» **Exercise task**:
Put the lines of the items below into a JSON list of strings, one string per line, with blank lines dropped. Leave the pictures out of the answer.

(begin)

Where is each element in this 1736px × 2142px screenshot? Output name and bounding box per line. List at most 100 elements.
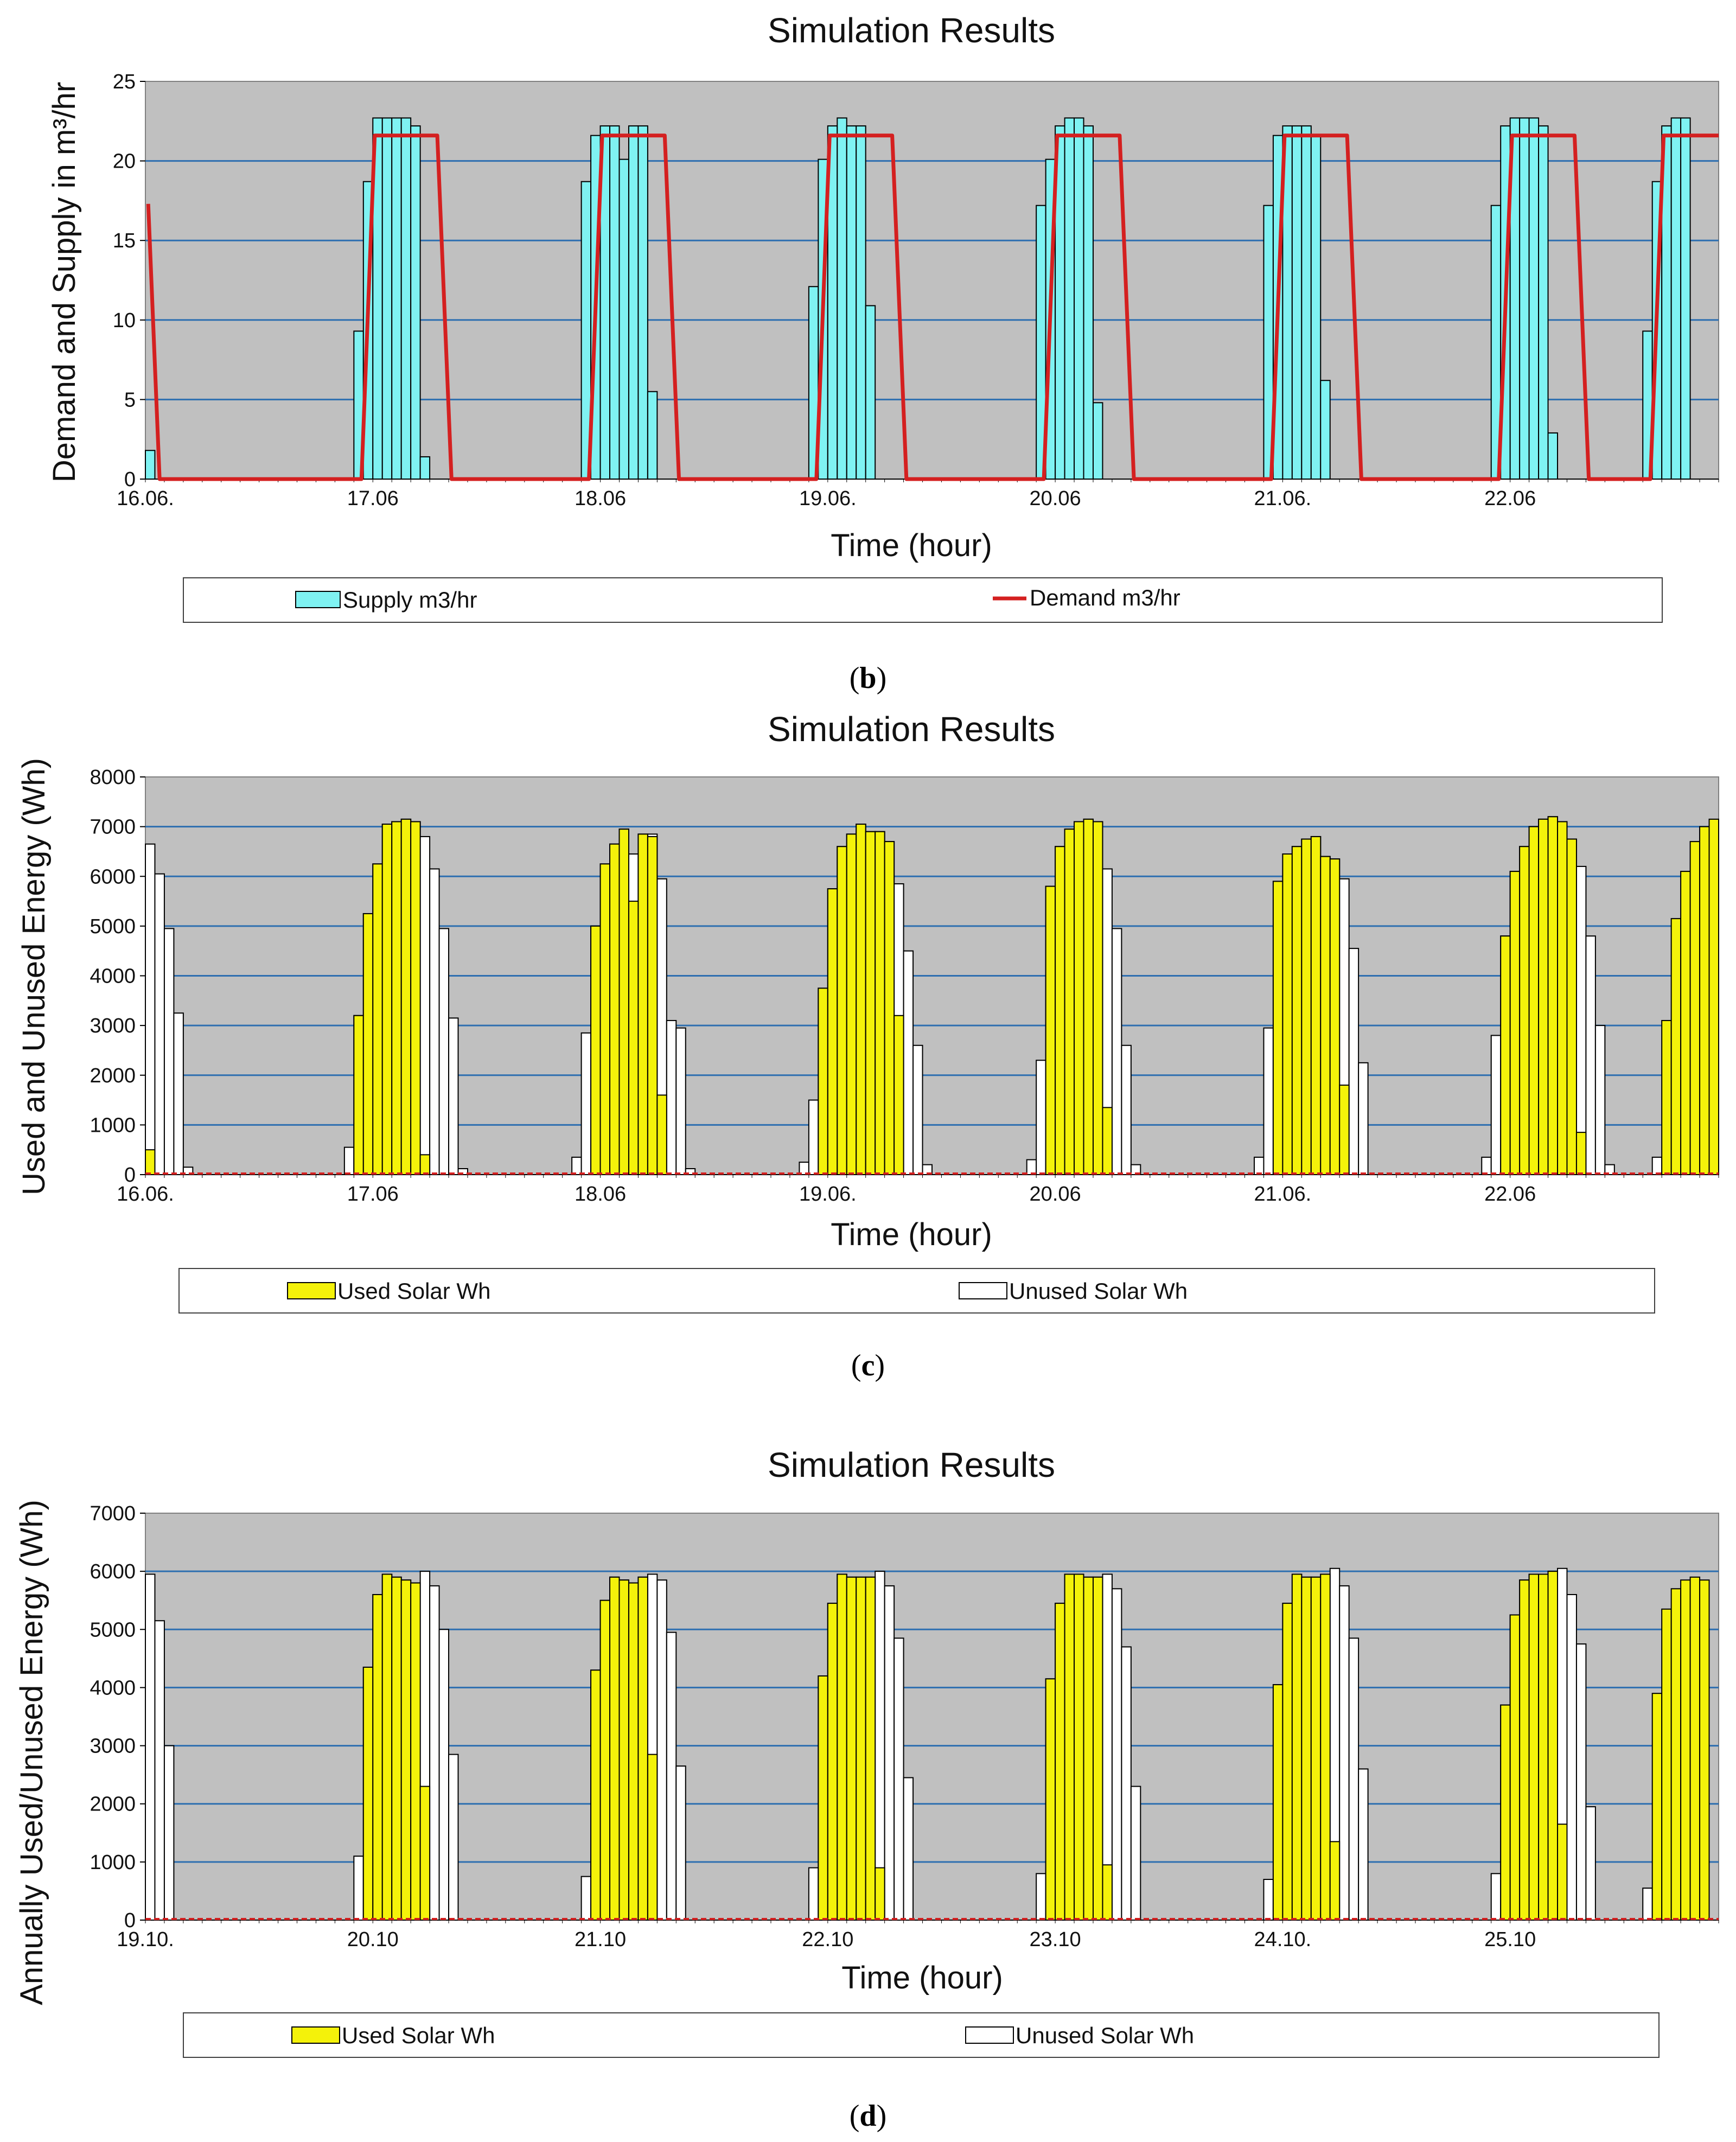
bar [1121, 1646, 1132, 1921]
bar [628, 125, 639, 480]
bar [1509, 1614, 1521, 1921]
bar [1074, 821, 1084, 1175]
y-tick-label: 5000 [90, 915, 136, 938]
bar [685, 1168, 696, 1175]
chart-c-title: Simulation Results [768, 710, 1055, 749]
chart-c-x-label: Time (hour) [831, 1217, 992, 1252]
y-tick-label: 5000 [90, 1618, 136, 1641]
bar [419, 1786, 431, 1921]
y-tick-label: 1000 [90, 1851, 136, 1874]
bar [865, 305, 876, 480]
bar [1263, 1879, 1274, 1921]
x-tick-label: 17.06 [347, 487, 399, 510]
bar [647, 1754, 658, 1921]
bar [1670, 117, 1682, 480]
y-tick-label: 3000 [90, 1015, 136, 1037]
bar [438, 1629, 450, 1921]
bar [1282, 853, 1293, 1176]
bar [609, 1576, 620, 1921]
bar [1121, 1044, 1132, 1176]
chart-d-legend-swatch-used [291, 2026, 340, 2044]
bar [1670, 1588, 1682, 1921]
bar [391, 1576, 402, 1921]
bar [381, 117, 393, 480]
bar [637, 1576, 648, 1921]
bar [1045, 1678, 1056, 1921]
bar [419, 1154, 431, 1176]
x-tick-label: 23.10 [1030, 1928, 1081, 1951]
chart-d-legend-box [183, 2012, 1660, 2058]
bar [1519, 117, 1530, 480]
bar [1528, 117, 1540, 480]
chart-d-x-label: Time (hour) [841, 1960, 1003, 1996]
x-tick-label: 18.06 [575, 487, 626, 510]
bar [410, 1582, 421, 1921]
chart-d-legend-swatch-unused [965, 2026, 1014, 2044]
bar [1699, 826, 1710, 1175]
x-tick-label: 22.10 [802, 1928, 853, 1951]
bar [666, 1019, 677, 1176]
bar [1329, 858, 1341, 1175]
bar [1708, 818, 1719, 1175]
bar [1585, 1806, 1596, 1921]
bar [1509, 871, 1521, 1175]
bar [1064, 117, 1075, 480]
bar [1651, 1156, 1663, 1175]
chart-b-legend-box [183, 577, 1663, 623]
chart-b-x-label: Time (hour) [831, 528, 992, 563]
bar [1585, 935, 1596, 1175]
bar [590, 925, 601, 1175]
bar [1320, 380, 1331, 480]
y-tick-label: 3000 [90, 1735, 136, 1758]
bar [154, 1620, 165, 1921]
bar [1092, 1576, 1103, 1921]
bar [818, 1675, 828, 1921]
y-tick-label: 7000 [90, 816, 136, 839]
bar [1358, 1768, 1369, 1921]
bar [827, 888, 838, 1175]
chart-b-y-label: Demand and Supply in m³/hr [47, 82, 82, 482]
bar [1102, 1864, 1113, 1921]
bar [808, 1099, 819, 1175]
bar [1074, 117, 1084, 480]
chart-c-y-ticks: 0 1000 2000 3000 4000 5000 6000 7000 8000 [90, 766, 145, 1187]
bar [1500, 935, 1511, 1175]
bar [1339, 1585, 1350, 1921]
bar [1272, 881, 1284, 1175]
bar [856, 125, 866, 480]
y-tick-label: 5 [124, 388, 136, 411]
bar [145, 1149, 156, 1175]
bar [1528, 826, 1540, 1175]
bar [1538, 818, 1549, 1175]
bar [1263, 1027, 1274, 1176]
bar [656, 1094, 667, 1176]
bar [419, 836, 431, 1175]
bar [580, 1876, 592, 1921]
y-tick-label: 15 [113, 229, 136, 252]
chart-c-legend-swatch-used [287, 1282, 336, 1299]
bar [1083, 818, 1094, 1175]
x-tick-label: 22.06 [1484, 487, 1536, 510]
y-tick-label: 25 [113, 71, 136, 93]
bar [893, 1015, 904, 1176]
x-tick-label: 22.06 [1484, 1183, 1536, 1206]
bar [1045, 885, 1056, 1175]
bar [1538, 125, 1549, 480]
bar [1282, 1603, 1293, 1921]
bar [1594, 1025, 1606, 1175]
bar [609, 125, 620, 480]
bar [1310, 1576, 1322, 1921]
x-tick-label: 20.06 [1030, 1183, 1081, 1206]
bar [647, 836, 658, 1175]
bar [1102, 1107, 1113, 1176]
bar [666, 1631, 677, 1921]
bar [163, 1745, 175, 1921]
bar [818, 987, 828, 1175]
x-tick-label: 21.10 [575, 1928, 626, 1951]
bar [618, 1579, 629, 1921]
bar [145, 1573, 156, 1921]
chart-d-title: Simulation Results [768, 1445, 1055, 1484]
chart-c-panel-label: (c) [851, 1349, 885, 1382]
bar [1538, 1573, 1549, 1921]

(end)

» **Written reply**:
[
  "Where is each element in this 1736px × 2142px screenshot? Output name and bounding box per line. List at most 100 elements.",
  "bar [1121, 1646, 1132, 1921]",
  "bar [628, 125, 639, 480]",
  "bar [1509, 1614, 1521, 1921]",
  "bar [1074, 821, 1084, 1175]",
  "y-tick-label: 5000 [90, 915, 136, 938]",
  "bar [685, 1168, 696, 1175]",
  "chart-c-title: Simulation Results [768, 710, 1055, 749]",
  "chart-c-x-label: Time (hour) [831, 1217, 992, 1252]",
  "y-tick-label: 5000 [90, 1618, 136, 1641]",
  "bar [419, 1786, 431, 1921]",
  "y-tick-label: 1000 [90, 1851, 136, 1874]",
  "bar [865, 305, 876, 480]",
  "bar [1263, 1879, 1274, 1921]",
  "x-tick-label: 17.06 [347, 487, 399, 510]",
  "bar [647, 1754, 658, 1921]",
  "bar [1670, 117, 1682, 480]",
  "y-tick-label: 3000 [90, 1015, 136, 1037]",
  "bar [438, 1629, 450, 1921]",
  "bar [1282, 853, 1293, 1176]",
  "bar [609, 1576, 620, 1921]",
  "bar [1121, 1044, 1132, 1176]",
  "chart-d-legend-swatch-used [291, 2026, 340, 2044]",
  "bar [1670, 1588, 1682, 1921]",
  "bar [391, 1576, 402, 1921]",
  "bar [381, 117, 393, 480]",
  "bar [637, 1576, 648, 1921]",
  "bar [1045, 1678, 1056, 1921]",
  "bar [419, 1154, 431, 1176]",
  "x-tick-label: 23.10 [1030, 1928, 1081, 1951]",
  "chart-d-legend-box [183, 2012, 1660, 2058]",
  "bar [1519, 117, 1530, 480]",
  "bar [1528, 117, 1540, 480]",
  "chart-d-x-label: Time (hour) [841, 1960, 1003, 1996]",
  "x-tick-label: 18.06 [575, 487, 626, 510]",
  "bar [410, 1582, 421, 1921]",
  "chart-d-legend-swatch-unused [965, 2026, 1014, 2044]",
  "bar [1699, 826, 1710, 1175]",
  "x-tick-label: 22.10 [802, 1928, 853, 1951]",
  "bar [666, 1019, 677, 1176]",
  "bar [1329, 858, 1341, 1175]",
  "bar [1708, 818, 1719, 1175]",
  "bar [1585, 1806, 1596, 1921]",
  "bar [1509, 871, 1521, 1175]",
  "bar [1064, 117, 1075, 480]",
  "bar [1651, 1156, 1663, 1175]",
  "chart-b-legend-box [183, 577, 1663, 623]",
  "chart-b-x-label: Time (hour) [831, 528, 992, 563]",
  "bar [1585, 935, 1596, 1175]",
  "bar [590, 925, 601, 1175]",
  "bar [1320, 380, 1331, 480]",
  "y-tick-label: 3000 [90, 1735, 136, 1758]",
  "bar [154, 1620, 165, 1921]",
  "bar [1092, 1576, 1103, 1921]",
  "bar [818, 1675, 828, 1921]",
  "y-tick-label: 7000 [90, 816, 136, 839]",
  "bar [1358, 1768, 1369, 1921]",
  "bar [827, 888, 838, 1175]",
  "chart-b-y-label: Demand and Supply in m³/hr [47, 82, 82, 482]",
  "bar [1102, 1864, 1113, 1921]",
  "bar [808, 1099, 819, 1175]",
  "bar [1074, 117, 1084, 480]",
  "chart-c-y-ticks: 0 1000 2000 3000 4000 5000 6000 7000 8000 [90, 766, 145, 1187]",
  "bar [1500, 935, 1511, 1175]",
  "bar [1339, 1585, 1350, 1921]",
  "bar [1272, 881, 1284, 1175]",
  "bar [856, 125, 866, 480]",
  "y-tick-label: 5 [124, 388, 136, 411]",
  "bar [145, 1149, 156, 1175]",
  "bar [1528, 826, 1540, 1175]",
  "bar [1538, 818, 1549, 1175]",
  "bar [1263, 1027, 1274, 1176]",
  "bar [656, 1094, 667, 1176]",
  "bar [419, 836, 431, 1175]",
  "bar [580, 1876, 592, 1921]",
  "y-tick-label: 15 [113, 229, 136, 252]",
  "chart-c-legend-swatch-used [287, 1282, 336, 1299]",
  "bar [1083, 818, 1094, 1175]",
  "x-tick-label: 22.06 [1484, 487, 1536, 510]",
  "y-tick-label: 25 [113, 71, 136, 93]",
  "bar [893, 1015, 904, 1176]",
  "x-tick-label: 22.06 [1484, 1183, 1536, 1206]",
  "bar [1045, 885, 1056, 1175]",
  "bar [1538, 125, 1549, 480]",
  "bar [1282, 1603, 1293, 1921]",
  "bar [1594, 1025, 1606, 1175]",
  "bar [609, 125, 620, 480]",
  "bar [1310, 1576, 1322, 1921]",
  "x-tick-label: 20.06 [1030, 1183, 1081, 1206]",
  "bar [647, 836, 658, 1175]",
  "bar [1102, 1107, 1113, 1176]",
  "bar [666, 1631, 677, 1921]",
  "bar [163, 1745, 175, 1921]",
  "bar [818, 987, 828, 1175]",
  "x-tick-label: 21.10 [575, 1928, 626, 1951]",
  "bar [618, 1579, 629, 1921]",
  "bar [145, 1573, 156, 1921]",
  "chart-d-title: Simulation Results [768, 1445, 1055, 1484]",
  "chart-c-panel-label: (c) [851, 1349, 885, 1382]",
  "bar [1538, 1573, 1549, 1921]"
]